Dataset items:

(begin)

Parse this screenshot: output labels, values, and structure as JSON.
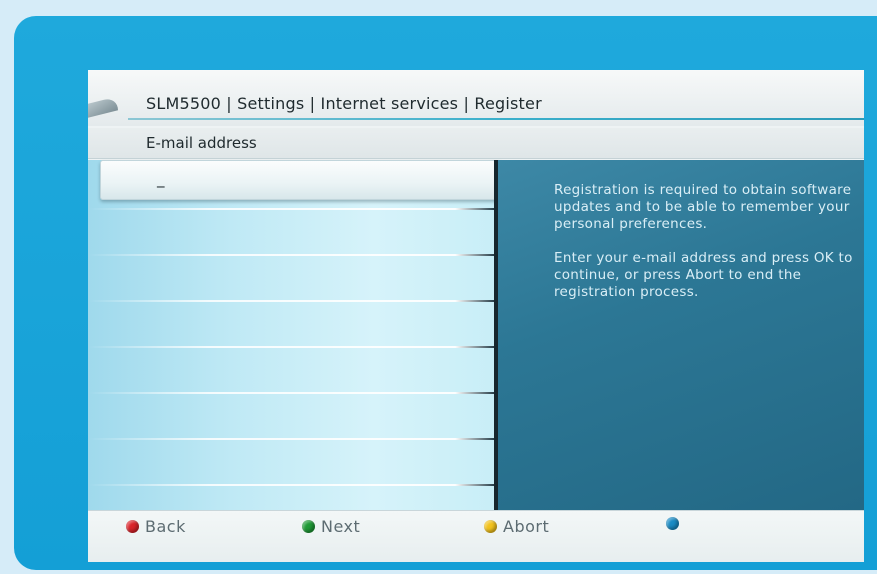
{
  "header": {
    "breadcrumb": "SLM5500 | Settings | Internet services | Register"
  },
  "field": {
    "label": "E-mail address",
    "value": "_"
  },
  "help": {
    "paragraph_1": "Registration is required to obtain software updates and to be able to remember your personal preferences.",
    "paragraph_2": "Enter your e-mail address and press OK to continue, or press Abort to end the registration process."
  },
  "keys": [
    {
      "label": "Back",
      "color": "#d9232a",
      "icon": "red-button-icon"
    },
    {
      "label": "Next",
      "color": "#1f9a36",
      "icon": "green-button-icon"
    },
    {
      "label": "Abort",
      "color": "#f2c21c",
      "icon": "yellow-button-icon"
    },
    {
      "label": "",
      "color": "#1a8bc4",
      "icon": "blue-button-icon"
    }
  ],
  "colors": {
    "frame": "#1fa9dc",
    "help_panel": "#2c7795",
    "list_panel": "#bfe9f5"
  }
}
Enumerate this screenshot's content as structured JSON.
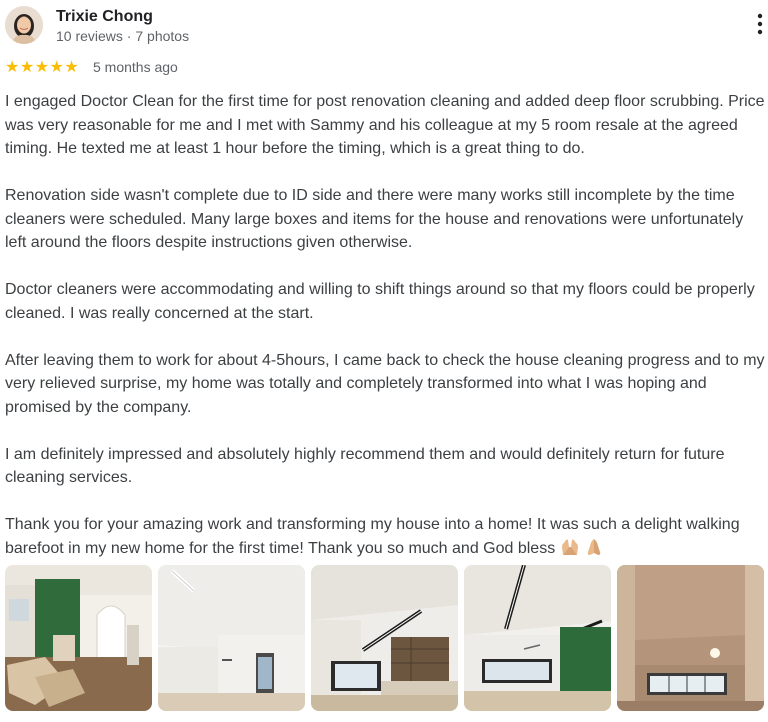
{
  "reviewer": {
    "name": "Trixie Chong",
    "meta": "10 reviews · 7 photos",
    "avatar_icon": "user-avatar-photo"
  },
  "rating": {
    "stars": 5,
    "stars_text": "★★★★★",
    "star_color": "#fbbc04",
    "date": "5 months ago"
  },
  "review": {
    "paragraphs": [
      "I engaged Doctor Clean for the first time for post renovation cleaning and added deep floor scrubbing. Price was very reasonable for me and I met with Sammy and his colleague at my 5 room resale at the agreed timing. He texted me at least 1 hour before the timing, which is a great thing to do.",
      "Renovation side wasn't complete due to ID side and there were many works still incomplete by the time cleaners were scheduled. Many large boxes and items for the house and renovations were unfortunately left around the floors despite instructions given otherwise.",
      "Doctor cleaners were accommodating and willing to shift things around so that my floors could be properly cleaned. I was really concerned at the start.",
      "After leaving them to work for about 4-5hours, I came back to check the house cleaning progress and to my very relieved surprise, my home was totally and completely transformed into what I was hoping and promised by the company.",
      "I am definitely impressed and absolutely highly recommend them and would definitely return for future cleaning services.",
      "Thank you for your amazing work and transforming my house into a home! It was such a delight walking barefoot in my new home for the first time! Thank you so much and God bless"
    ],
    "emojis": [
      "raising-hands-emoji",
      "folded-hands-emoji"
    ]
  },
  "photos": [
    {
      "icon": "room-photo-green-wall-boxes"
    },
    {
      "icon": "room-photo-empty-ceiling"
    },
    {
      "icon": "room-photo-kitchen-shelves"
    },
    {
      "icon": "room-photo-track-lights-green-wall"
    },
    {
      "icon": "room-photo-windows-ceiling-light"
    }
  ],
  "colors": {
    "name": "#202124",
    "meta": "#5f6368",
    "body": "#3c4043"
  }
}
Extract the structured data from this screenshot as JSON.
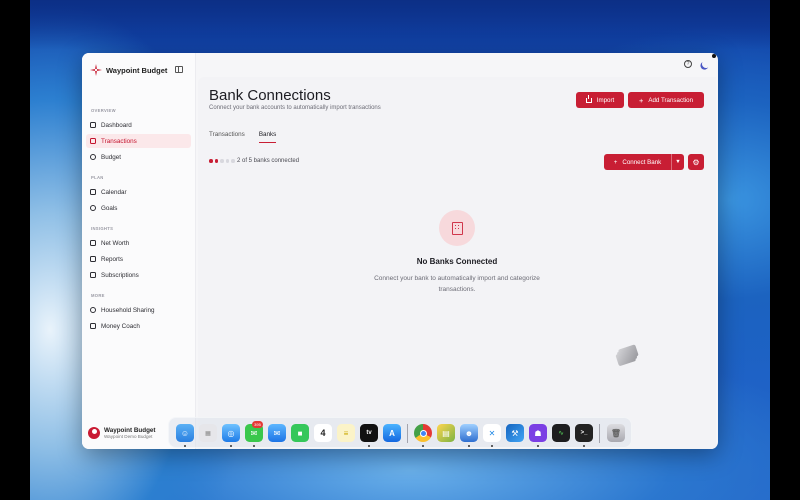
{
  "app": {
    "brand_name": "Waypoint Budget",
    "accent_color": "#c81e34"
  },
  "sidebar": {
    "sections": {
      "overview": "OVERVIEW",
      "plan": "PLAN",
      "insights": "INSIGHTS",
      "more": "MORE"
    },
    "items": [
      {
        "label": "Dashboard",
        "icon": "home-icon"
      },
      {
        "label": "Transactions",
        "icon": "receipt-icon",
        "active": true
      },
      {
        "label": "Budget",
        "icon": "pie-chart-icon"
      },
      {
        "label": "Calendar",
        "icon": "calendar-icon"
      },
      {
        "label": "Goals",
        "icon": "target-icon"
      },
      {
        "label": "Net Worth",
        "icon": "trending-up-icon"
      },
      {
        "label": "Reports",
        "icon": "chart-icon"
      },
      {
        "label": "Subscriptions",
        "icon": "credit-card-icon"
      },
      {
        "label": "Household Sharing",
        "icon": "users-icon"
      },
      {
        "label": "Money Coach",
        "icon": "coach-icon"
      }
    ],
    "user": {
      "name": "Waypoint Budget",
      "subtitle": "Waypoint Demo Budget"
    }
  },
  "header": {
    "title": "Bank Connections",
    "subtitle": "Connect your bank accounts to automatically import transactions",
    "import_label": "Import",
    "add_transaction_label": "Add Transaction"
  },
  "tabs": [
    {
      "label": "Transactions",
      "active": false
    },
    {
      "label": "Banks",
      "active": true
    }
  ],
  "banks": {
    "connected": 2,
    "total": 5,
    "status_text": "2 of 5 banks connected",
    "connect_label": "Connect Bank"
  },
  "empty_state": {
    "title": "No Banks Connected",
    "message": "Connect your bank to automatically import and categorize transactions."
  },
  "dock": {
    "messages_badge": "395",
    "calendar_day": "4",
    "tv_label": "tv"
  }
}
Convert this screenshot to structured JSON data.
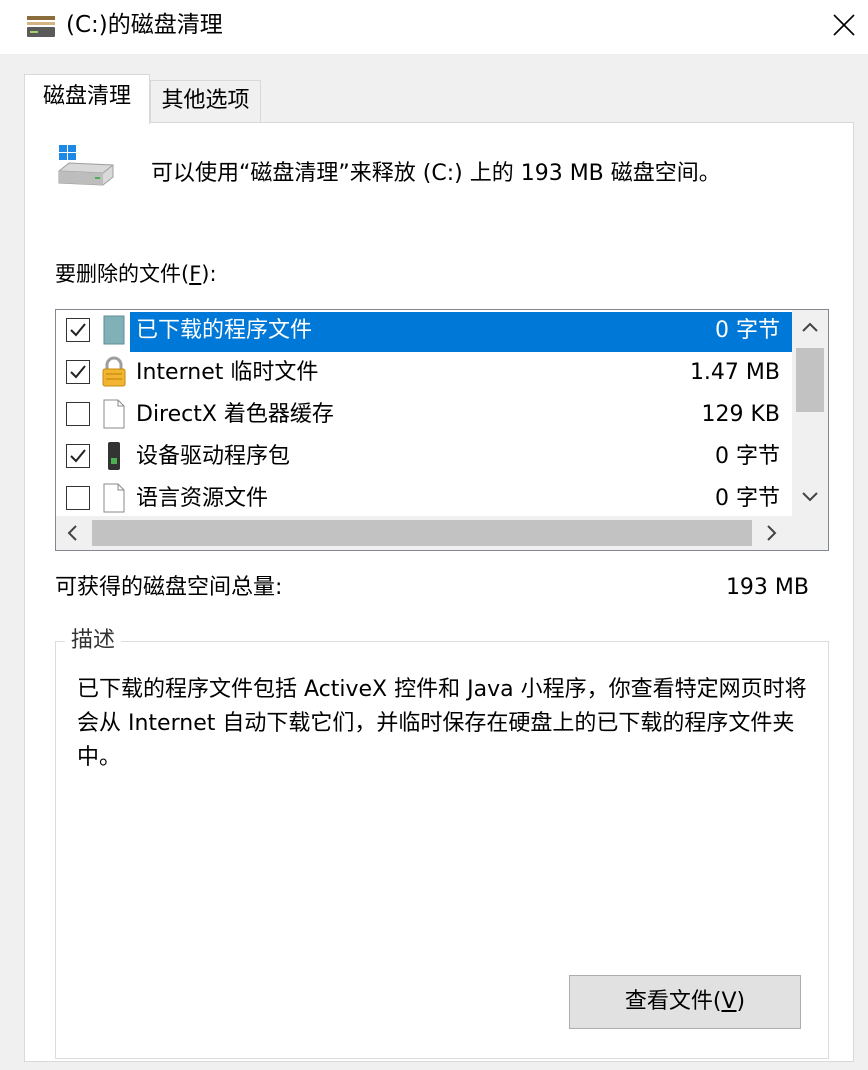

(end)

AIM —
Copy each line above precisely, dropping the pictures.

EXPECTED ANSWER —
Parse this screenshot: output labels, values, and structure as JSON.
{
  "header": {
    "breadcrumb": "SLM5500 | Settings | Internet services | Register"
  },
  "field": {
    "label": "E-mail address",
    "value": "_"
  },
  "help": {
    "paragraph_1": "Registration is required to obtain software updates and to be able to remember your personal preferences.",
    "paragraph_2": "Enter your e-mail address and press OK to continue, or press Abort to end the registration process."
  },
  "keys": [
    {
      "label": "Back",
      "color": "#d9232a",
      "icon": "red-button-icon"
    },
    {
      "label": "Next",
      "color": "#1f9a36",
      "icon": "green-button-icon"
    },
    {
      "label": "Abort",
      "color": "#f2c21c",
      "icon": "yellow-button-icon"
    },
    {
      "label": "",
      "color": "#1a8bc4",
      "icon": "blue-button-icon"
    }
  ],
  "colors": {
    "frame": "#1fa9dc",
    "help_panel": "#2c7795",
    "list_panel": "#bfe9f5"
  }
}
Enumerate this screenshot's content as structured JSON.
{
  "reviewer": {
    "name": "Trixie Chong",
    "meta": "10 reviews · 7 photos",
    "avatar_icon": "user-avatar-photo"
  },
  "rating": {
    "stars": 5,
    "stars_text": "★★★★★",
    "star_color": "#fbbc04",
    "date": "5 months ago"
  },
  "review": {
    "paragraphs": [
      "I engaged Doctor Clean for the first time for post renovation cleaning and added deep floor scrubbing. Price was very reasonable for me and I met with Sammy and his colleague at my 5 room resale at the agreed timing. He texted me at least 1 hour before the timing, which is a great thing to do.",
      "Renovation side wasn't complete due to ID side and there were many works still incomplete by the time cleaners were scheduled. Many large boxes and items for the house and renovations were unfortunately left around the floors despite instructions given otherwise.",
      "Doctor cleaners were accommodating and willing to shift things around so that my floors could be properly cleaned. I was really concerned at the start.",
      "After leaving them to work for about 4-5hours, I came back to check the house cleaning progress and to my very relieved surprise, my home was totally and completely transformed into what I was hoping and promised by the company.",
      "I am definitely impressed and absolutely highly recommend them and would definitely return for future cleaning services.",
      "Thank you for your amazing work and transforming my house into a home! It was such a delight walking barefoot in my new home for the first time! Thank you so much and God bless"
    ],
    "emojis": [
      "raising-hands-emoji",
      "folded-hands-emoji"
    ]
  },
  "photos": [
    {
      "icon": "room-photo-green-wall-boxes"
    },
    {
      "icon": "room-photo-empty-ceiling"
    },
    {
      "icon": "room-photo-kitchen-shelves"
    },
    {
      "icon": "room-photo-track-lights-green-wall"
    },
    {
      "icon": "room-photo-windows-ceiling-light"
    }
  ],
  "colors": {
    "name": "#202124",
    "meta": "#5f6368",
    "body": "#3c4043"
  }
}
Extract the structured data from this screenshot as JSON.
{
  "app": {
    "brand_name": "Waypoint Budget",
    "accent_color": "#c81e34"
  },
  "sidebar": {
    "sections": {
      "overview": "OVERVIEW",
      "plan": "PLAN",
      "insights": "INSIGHTS",
      "more": "MORE"
    },
    "items": [
      {
        "label": "Dashboard",
        "icon": "home-icon"
      },
      {
        "label": "Transactions",
        "icon": "receipt-icon",
        "active": true
      },
      {
        "label": "Budget",
        "icon": "pie-chart-icon"
      },
      {
        "label": "Calendar",
        "icon": "calendar-icon"
      },
      {
        "label": "Goals",
        "icon": "target-icon"
      },
      {
        "label": "Net Worth",
        "icon": "trending-up-icon"
      },
      {
        "label": "Reports",
        "icon": "chart-icon"
      },
      {
        "label": "Subscriptions",
        "icon": "credit-card-icon"
      },
      {
        "label": "Household Sharing",
        "icon": "users-icon"
      },
      {
        "label": "Money Coach",
        "icon": "coach-icon"
      }
    ],
    "user": {
      "name": "Waypoint Budget",
      "subtitle": "Waypoint Demo Budget"
    }
  },
  "header": {
    "title": "Bank Connections",
    "subtitle": "Connect your bank accounts to automatically import transactions",
    "import_label": "Import",
    "add_transaction_label": "Add Transaction"
  },
  "tabs": [
    {
      "label": "Transactions",
      "active": false
    },
    {
      "label": "Banks",
      "active": true
    }
  ],
  "banks": {
    "connected": 2,
    "total": 5,
    "status_text": "2 of 5 banks connected",
    "connect_label": "Connect Bank"
  },
  "empty_state": {
    "title": "No Banks Connected",
    "message": "Connect your bank to automatically import and categorize transactions."
  },
  "dock": {
    "messages_badge": "395",
    "calendar_day": "4",
    "tv_label": "tv"
  }
}
Convert this screenshot to structured JSON data.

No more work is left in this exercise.